Records for this task:

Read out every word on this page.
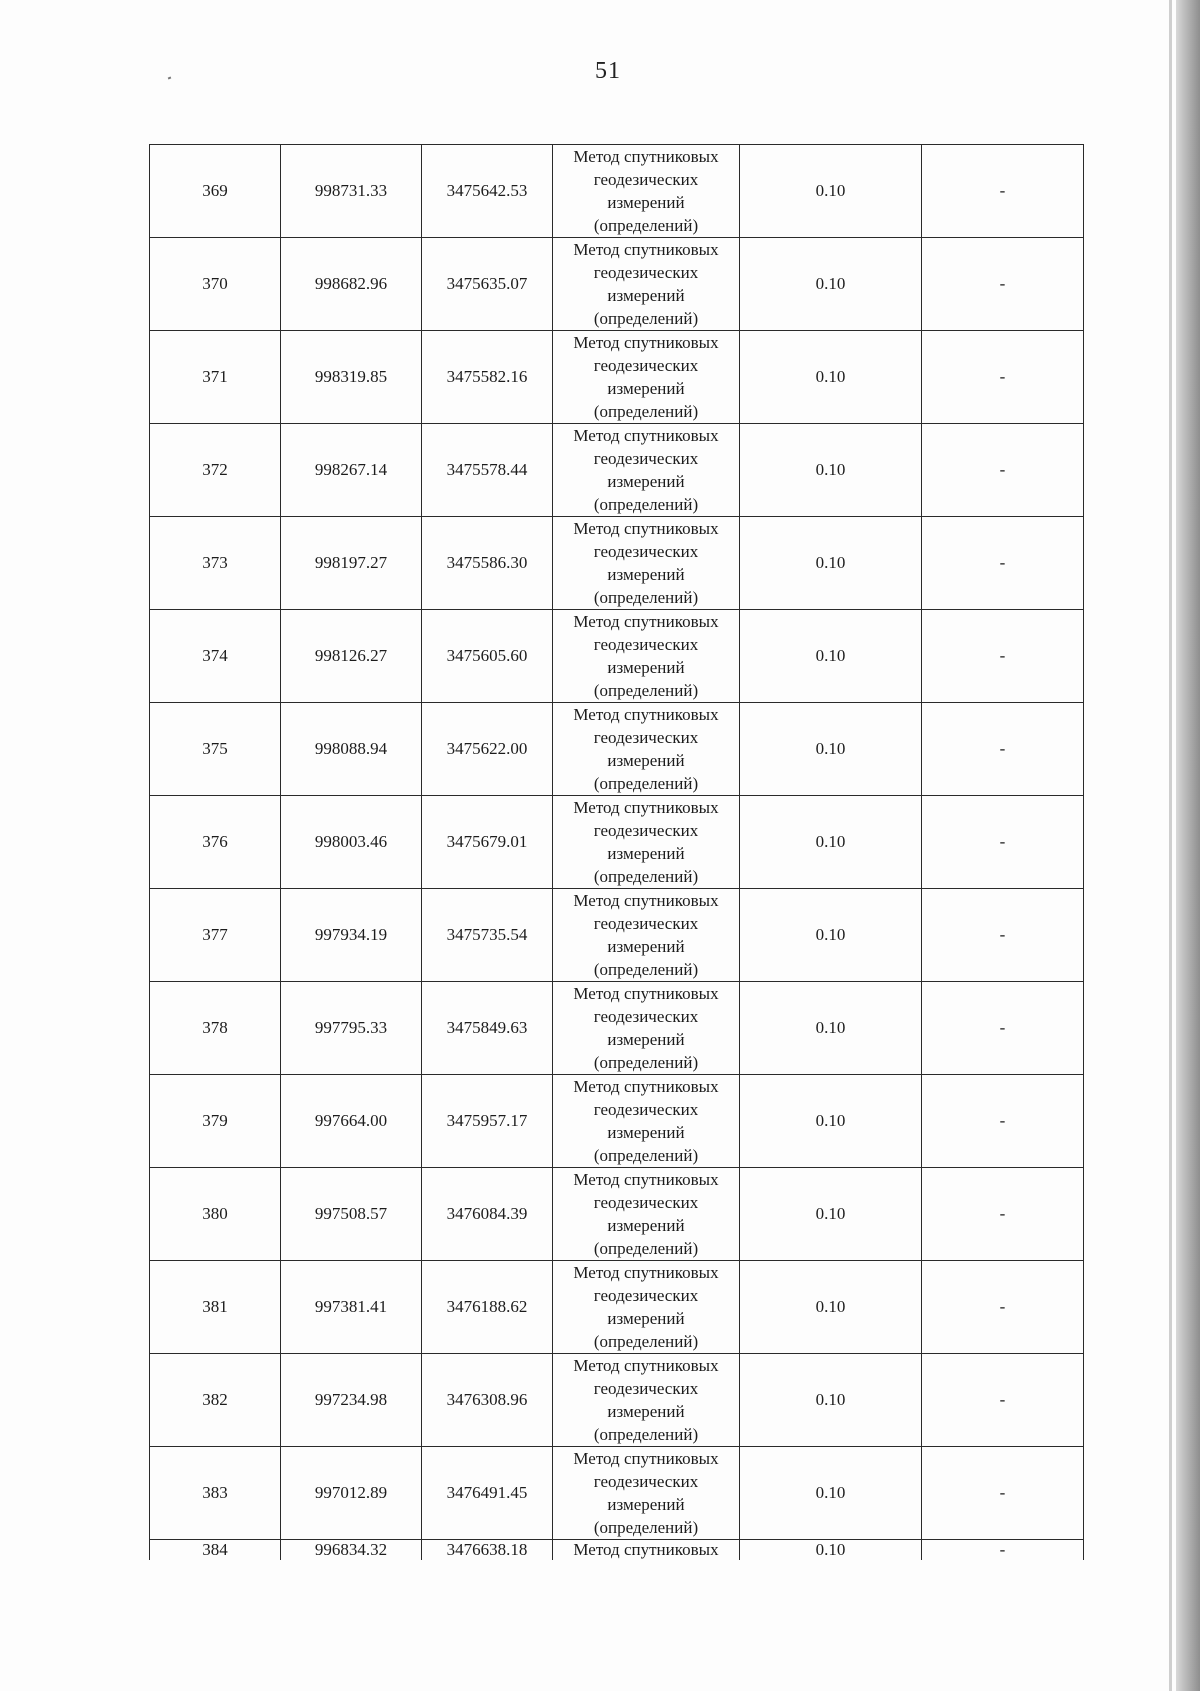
51
369	998731.33	3475642.53	Метод спутниковых
геодезических
измерений
(определений)	0.10	-
370	998682.96	3475635.07	Метод спутниковых
геодезических
измерений
(определений)	0.10	-
371	998319.85	3475582.16	Метод спутниковых
геодезических
измерений
(определений)	0.10	-
372	998267.14	3475578.44	Метод спутниковых
геодезических
измерений
(определений)	0.10	-
373	998197.27	3475586.30	Метод спутниковых
геодезических
измерений
(определений)	0.10	-
374	998126.27	3475605.60	Метод спутниковых
геодезических
измерений
(определений)	0.10	-
375	998088.94	3475622.00	Метод спутниковых
геодезических
измерений
(определений)	0.10	-
376	998003.46	3475679.01	Метод спутниковых
геодезических
измерений
(определений)	0.10	-
377	997934.19	3475735.54	Метод спутниковых
геодезических
измерений
(определений)	0.10	-
378	997795.33	3475849.63	Метод спутниковых
геодезических
измерений
(определений)	0.10	-
379	997664.00	3475957.17	Метод спутниковых
геодезических
измерений
(определений)	0.10	-
380	997508.57	3476084.39	Метод спутниковых
геодезических
измерений
(определений)	0.10	-
381	997381.41	3476188.62	Метод спутниковых
геодезических
измерений
(определений)	0.10	-
382	997234.98	3476308.96	Метод спутниковых
геодезических
измерений
(определений)	0.10	-
383	997012.89	3476491.45	Метод спутниковых
геодезических
измерений
(определений)	0.10	-
384	996834.32	3476638.18	Метод спутниковых	0.10	-
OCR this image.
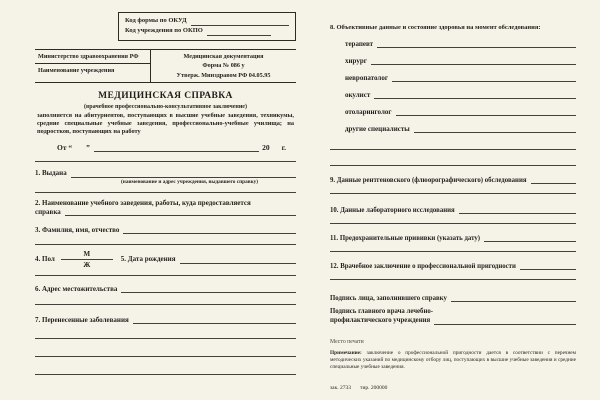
Код формы по ОКУД
Код учреждения по ОКПО
Министерство здравоохранения РФ
Наименование учреждения
Медицинская документация
Форма № 086 у
Утверж. Минздравом РФ 04.05.95
МЕДИЦИНСКАЯ СПРАВКА
(врачебное профессионально-консультативное заключение)
заполняется на абитуриентов, поступающих в высшие учебные заведения, техникумы, средние специальные учебные заведения, профессионально-учебные училища; на подростков, поступающих на работу
От “ ”	20 г.
1. Выдана
(наименование и адрес учреждения, выдавшего справку)
2. Наименование учебного заведения, работы, куда предоставляется
справка
3. Фамилия, имя, отчество
4. Пол
М
Ж
5. Дата рождения
6. Адрес местожительства
7. Перенесенные заболевания
8. Объективные данные и состояние здоровья на момент обследования:
терапевт
хирург
невропатолог
окулист
отоларинголог
другие специалисты
9. Данные рентгеновского (флюорографического) обследования
10. Данные лабораторного исследования
11. Предохранительные прививки (указать дату)
12. Врачебное заключение о профессиональной пригодности
Подпись лица, заполнившего справку
Подпись главного врача лечебно-
профилактического учреждения
Место печати
Примечание: заключение о профессиональной пригодности дается в соответствии с перечнем методических указаний по медицинскому отбору лиц, поступающих в высшие учебные заведения и средние специальные учебные заведения.
зак. 2733 тир. 200000
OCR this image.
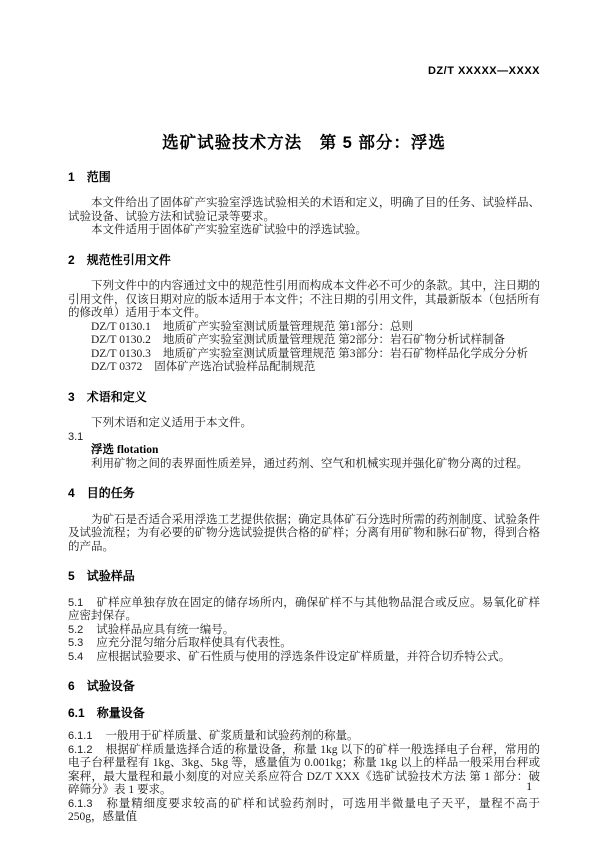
DZ/T XXXXX—XXXX
选矿试验技术方法　第 5 部分：浮选
1 范围

本文件给出了固体矿产实验室浮选试验相关的术语和定义，明确了目的任务、试验样品、试验设备、试验方法和试验记录等要求。

本文件适用于固体矿产实验室选矿试验中的浮选试验。

2 规范性引用文件

下列文件中的内容通过文中的规范性引用而构成本文件必不可少的条款。其中，注日期的引用文件，仅该日期对应的版本适用于本文件；不注日期的引用文件，其最新版本（包括所有的修改单）适用于本文件。

DZ/T 0130.1 地质矿产实验室测试质量管理规范 第1部分：总则

DZ/T 0130.2 地质矿产实验室测试质量管理规范 第2部分：岩石矿物分析试样制备

DZ/T 0130.3 地质矿产实验室测试质量管理规范 第3部分：岩石矿物样品化学成分分析

DZ/T 0372 固体矿产选冶试验样品配制规范

3 术语和定义

下列术语和定义适用于本文件。

3.1

浮选 flotation

利用矿物之间的表界面性质差异，通过药剂、空气和机械实现并强化矿物分离的过程。

4 目的任务

为矿石是否适合采用浮选工艺提供依据；确定具体矿石分选时所需的药剂制度、试验条件及试验流程；为有必要的矿物分选试验提供合格的矿样；分离有用矿物和脉石矿物，得到合格的产品。

5 试验样品

5.1 矿样应单独存放在固定的储存场所内，确保矿样不与其他物品混合或反应。易氧化矿样应密封保存。

5.2 试验样品应具有统一编号。

5.3 应充分混匀缩分后取样使具有代表性。

5.4 应根据试验要求、矿石性质与使用的浮选条件设定矿样质量，并符合切乔特公式。

6 试验设备
6.1 称量设备

6.1.1 一般用于矿样质量、矿浆质量和试验药剂的称量。

6.1.2 根据矿样质量选择合适的称量设备，称量 1kg 以下的矿样一般选择电子台秤，常用的电子台秤量程有 1kg、3kg、5kg 等，感量值为 0.001kg；称量 1kg 以上的样品一般采用台秤或案秤，最大量程和最小刻度的对应关系应符合 DZ/T XXX《选矿试验技术方法 第 1 部分：破碎筛分》表 1 要求。

6.1.3 称量精细度要求较高的矿样和试验药剂时，可选用半微量电子天平，量程不高于 250g，感量值

1
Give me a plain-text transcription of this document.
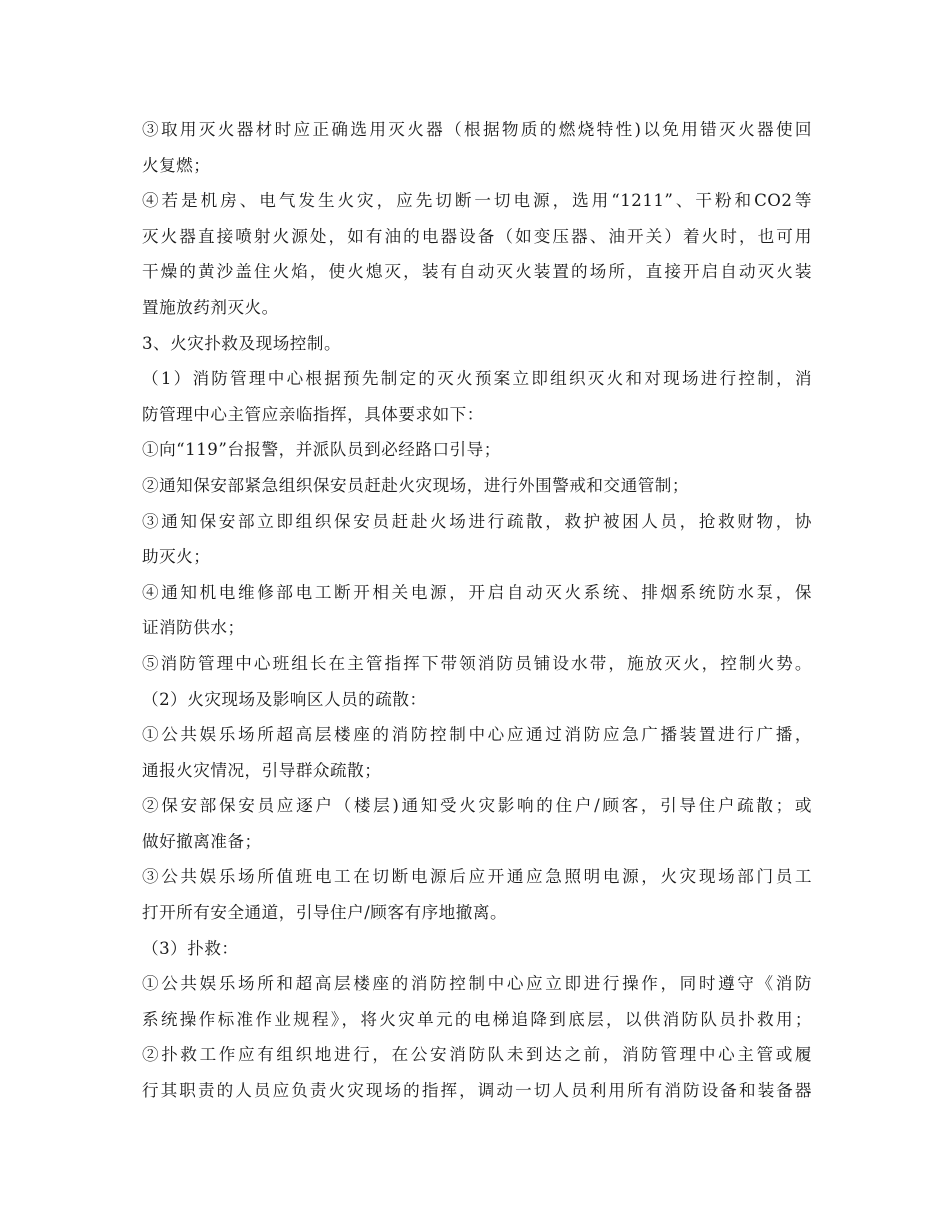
③取用灭火器材时应正确选用灭火器（根据物质的燃烧特性)以免用错灭火器使回
火复燃；
④若是机房、电气发生火灾，应先切断一切电源，选用“1211”、干粉和CO2等
灭火器直接喷射火源处，如有油的电器设备（如变压器、油开关）着火时，也可用
干燥的黄沙盖住火焰，使火熄灭，装有自动灭火装置的场所，直接开启自动灭火装
置施放药剂灭火。
3、火灾扑救及现场控制。
（1）消防管理中心根据预先制定的灭火预案立即组织灭火和对现场进行控制，消
防管理中心主管应亲临指挥，具体要求如下：
①向“119”台报警，并派队员到必经路口引导；
②通知保安部紧急组织保安员赶赴火灾现场，进行外围警戒和交通管制；
③通知保安部立即组织保安员赶赴火场进行疏散，救护被困人员，抢救财物，协
助灭火；
④通知机电维修部电工断开相关电源，开启自动灭火系统、排烟系统防水泵，保
证消防供水；
⑤消防管理中心班组长在主管指挥下带领消防员铺设水带，施放灭火，控制火势。
（2）火灾现场及影响区人员的疏散：
①公共娱乐场所超高层楼座的消防控制中心应通过消防应急广播装置进行广播，
通报火灾情况，引导群众疏散；
②保安部保安员应逐户（楼层)通知受火灾影响的住户/顾客，引导住户疏散；或
做好撤离准备；
③公共娱乐场所值班电工在切断电源后应开通应急照明电源，火灾现场部门员工
打开所有安全通道，引导住户/顾客有序地撤离。
（3）扑救：
①公共娱乐场所和超高层楼座的消防控制中心应立即进行操作，同时遵守《消防
系统操作标准作业规程》，将火灾单元的电梯追降到底层，以供消防队员扑救用；
②扑救工作应有组织地进行，在公安消防队未到达之前，消防管理中心主管或履
行其职责的人员应负责火灾现场的指挥，调动一切人员利用所有消防设备和装备器
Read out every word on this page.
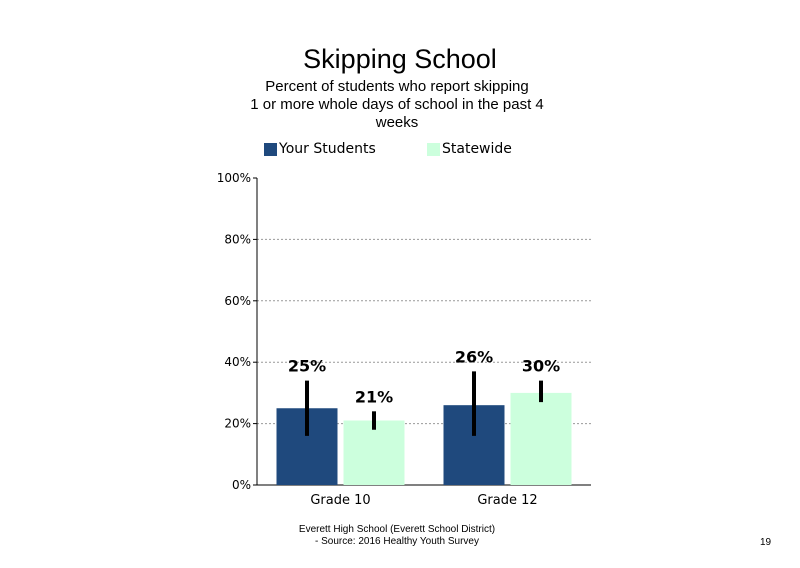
Skipping School
Percent of students who report skipping
1 or more whole days of school in the past 4
weeks
Your Students	Statewide
0%
20%
40%
60%
80%
100%
25%
21%
Grade 10
26% 30%
Grade 12
Everett High School (Everett School District)
- Source: 2016 Healthy Youth Survey	19
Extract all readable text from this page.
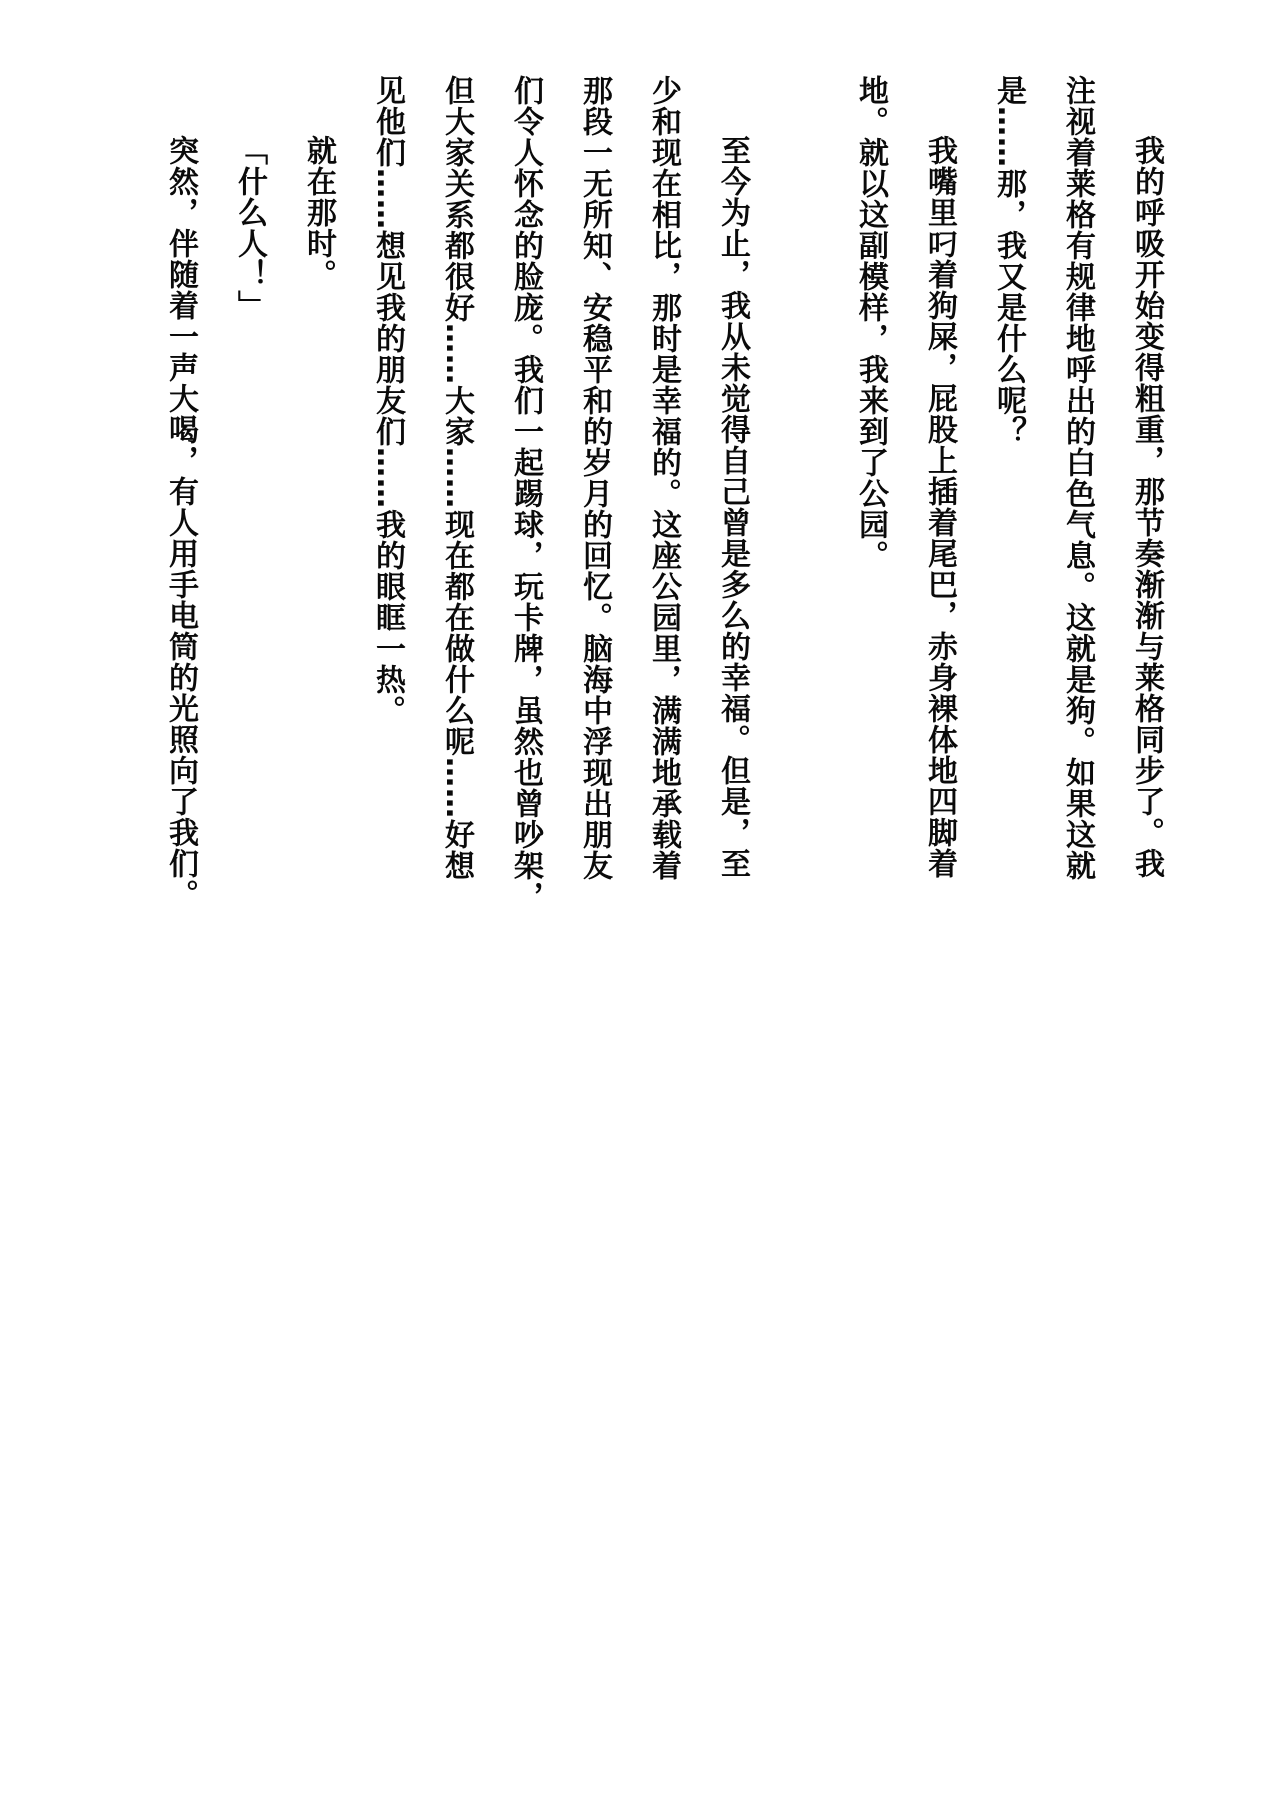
我的呼吸开始变得粗重，那节奏渐渐与莱格同步了。我
注视着莱格有规律地呼出的白色气息。这就是狗。如果这就
是……那，我又是什么呢？
我嘴里叼着狗屎，屁股上插着尾巴，赤身裸体地四脚着
地。就以这副模样，我来到了公园。

至今为止，我从未觉得自己曾是多么的幸福。但是，至
少和现在相比，那时是幸福的。这座公园里，满满地承载着
那段一无所知、安稳平和的岁月的回忆。脑海中浮现出朋友
们令人怀念的脸庞。我们一起踢球，玩卡牌，虽然也曾吵架，
但大家关系都很好……大家……现在都在做什么呢……好想
见他们……想见我的朋友们……我的眼眶一热。
就在那时。
「什么人！」
突然，伴随着一声大喝，有人用手电筒的光照向了我们。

Problem details: Look through the material and copy each line that has "профессиональной".

Exercise result:
12. Врачебное заключение о профессиональной пригодности
Примечание: заключение о профессиональной пригодности дается в соответствии с перечнем методических указаний по медицинскому отбору лиц, поступающих в высшие учебные заведения и средние специальные учебные заведения.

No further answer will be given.